# [THE TASK]
Images appear in the records below; leave them out and repeat everything else exactly.

# [RECORDS TO PROCESS]
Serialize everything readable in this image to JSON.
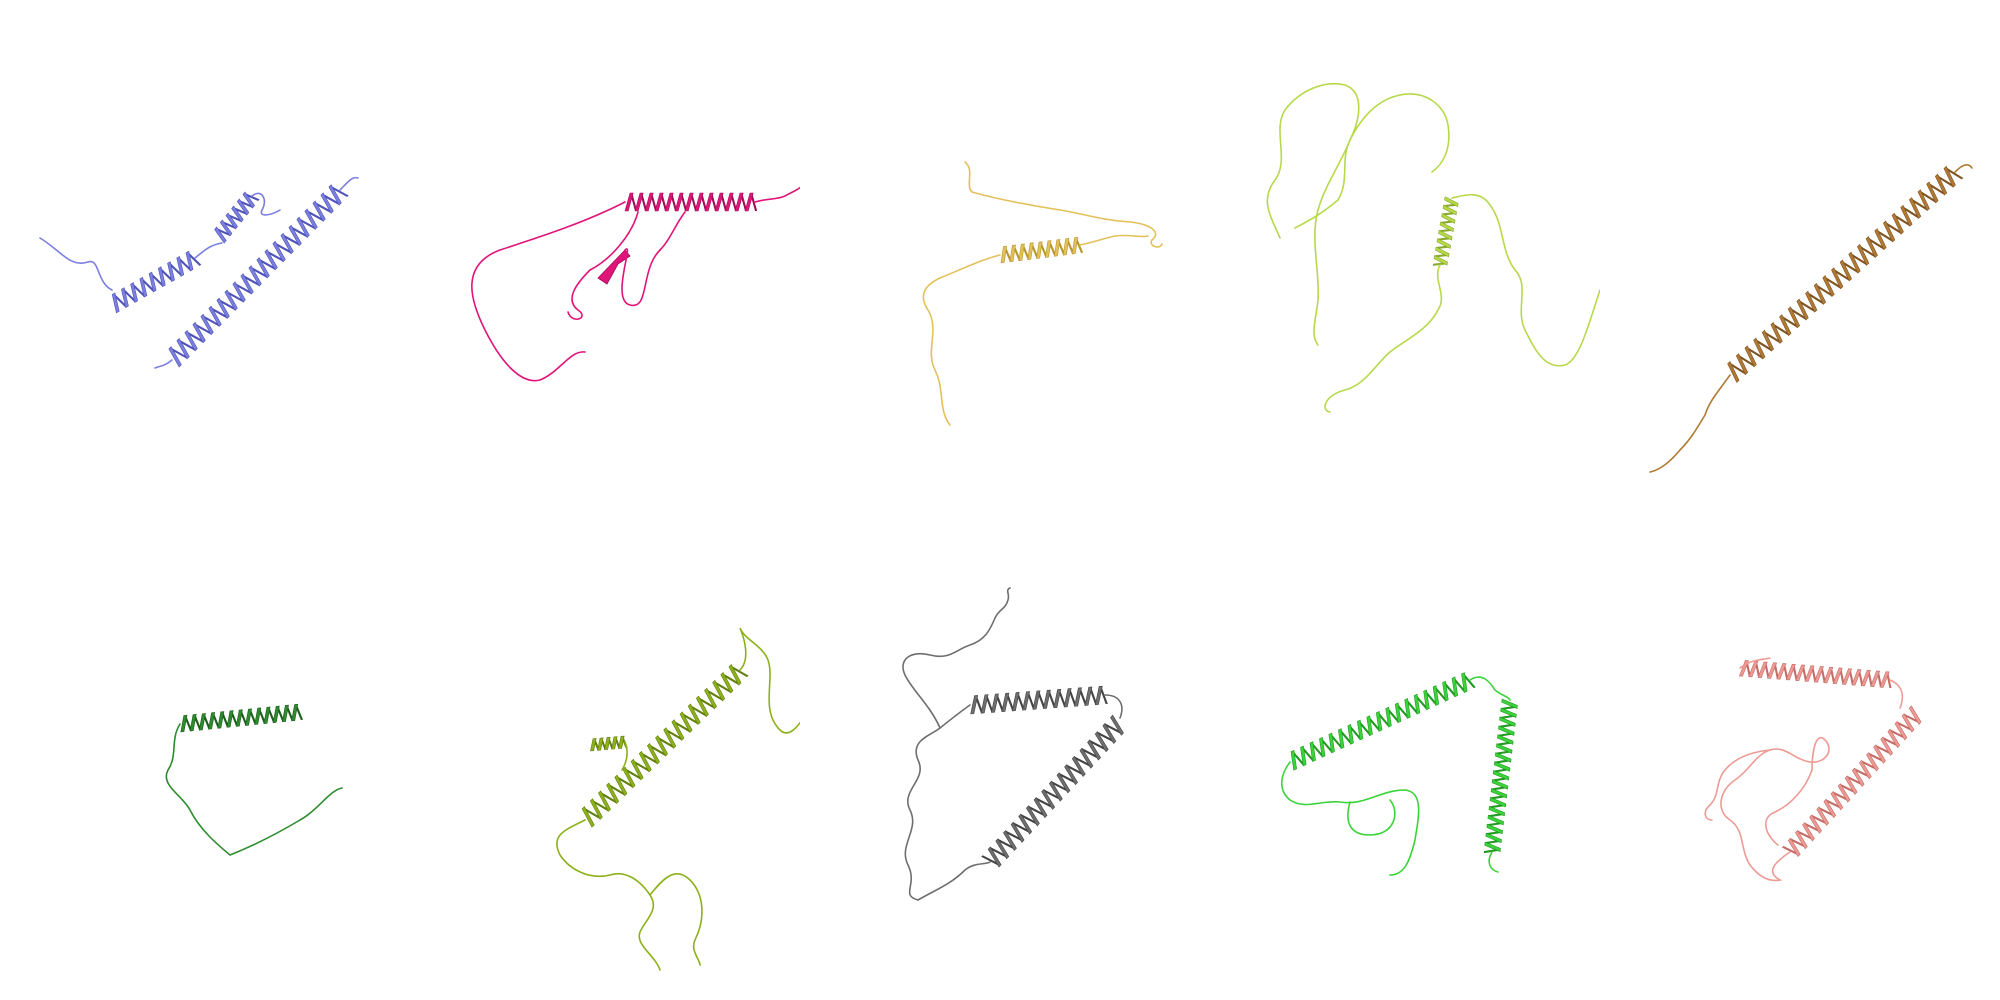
{
  "figure": {
    "background": "#ffffff",
    "structures": [
      {
        "index": 1,
        "color": "#7b7fe0",
        "shadow": "#4f53b8",
        "motif": "two-helices"
      },
      {
        "index": 2,
        "color": "#e0157a",
        "shadow": "#a30d58",
        "motif": "helix-loop-strand"
      },
      {
        "index": 3,
        "color": "#e3c15a",
        "shadow": "#b9952e",
        "motif": "short-helix-coil"
      },
      {
        "index": 4,
        "color": "#b6d94a",
        "shadow": "#8aa92c",
        "motif": "short-helix-long-coil"
      },
      {
        "index": 5,
        "color": "#b07a35",
        "shadow": "#7f5420",
        "motif": "long-helix"
      },
      {
        "index": 6,
        "color": "#2e8b2e",
        "shadow": "#1c5f1c",
        "motif": "helix-coil"
      },
      {
        "index": 7,
        "color": "#8db11a",
        "shadow": "#637f0d",
        "motif": "helix-coil"
      },
      {
        "index": 8,
        "color": "#6e6e6e",
        "shadow": "#444444",
        "motif": "helix-hairpin-coil"
      },
      {
        "index": 9,
        "color": "#3ad43a",
        "shadow": "#229a22",
        "motif": "helix-hairpin-coil"
      },
      {
        "index": 10,
        "color": "#ee9a94",
        "shadow": "#c46c66",
        "motif": "helix-hairpin-coil"
      }
    ]
  }
}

# [FINISHED EXERCISE]
Serialize everything readable in this image to JSON.
{
  "figure": {
    "background": "#ffffff",
    "structures": [
      {
        "index": 1,
        "color": "#7b7fe0",
        "shadow": "#4f53b8",
        "motif": "two-helices"
      },
      {
        "index": 2,
        "color": "#e0157a",
        "shadow": "#a30d58",
        "motif": "helix-loop-strand"
      },
      {
        "index": 3,
        "color": "#e3c15a",
        "shadow": "#b9952e",
        "motif": "short-helix-coil"
      },
      {
        "index": 4,
        "color": "#b6d94a",
        "shadow": "#8aa92c",
        "motif": "short-helix-long-coil"
      },
      {
        "index": 5,
        "color": "#b07a35",
        "shadow": "#7f5420",
        "motif": "long-helix"
      },
      {
        "index": 6,
        "color": "#2e8b2e",
        "shadow": "#1c5f1c",
        "motif": "helix-coil"
      },
      {
        "index": 7,
        "color": "#8db11a",
        "shadow": "#637f0d",
        "motif": "helix-coil"
      },
      {
        "index": 8,
        "color": "#6e6e6e",
        "shadow": "#444444",
        "motif": "helix-hairpin-coil"
      },
      {
        "index": 9,
        "color": "#3ad43a",
        "shadow": "#229a22",
        "motif": "helix-hairpin-coil"
      },
      {
        "index": 10,
        "color": "#ee9a94",
        "shadow": "#c46c66",
        "motif": "helix-hairpin-coil"
      }
    ]
  }
}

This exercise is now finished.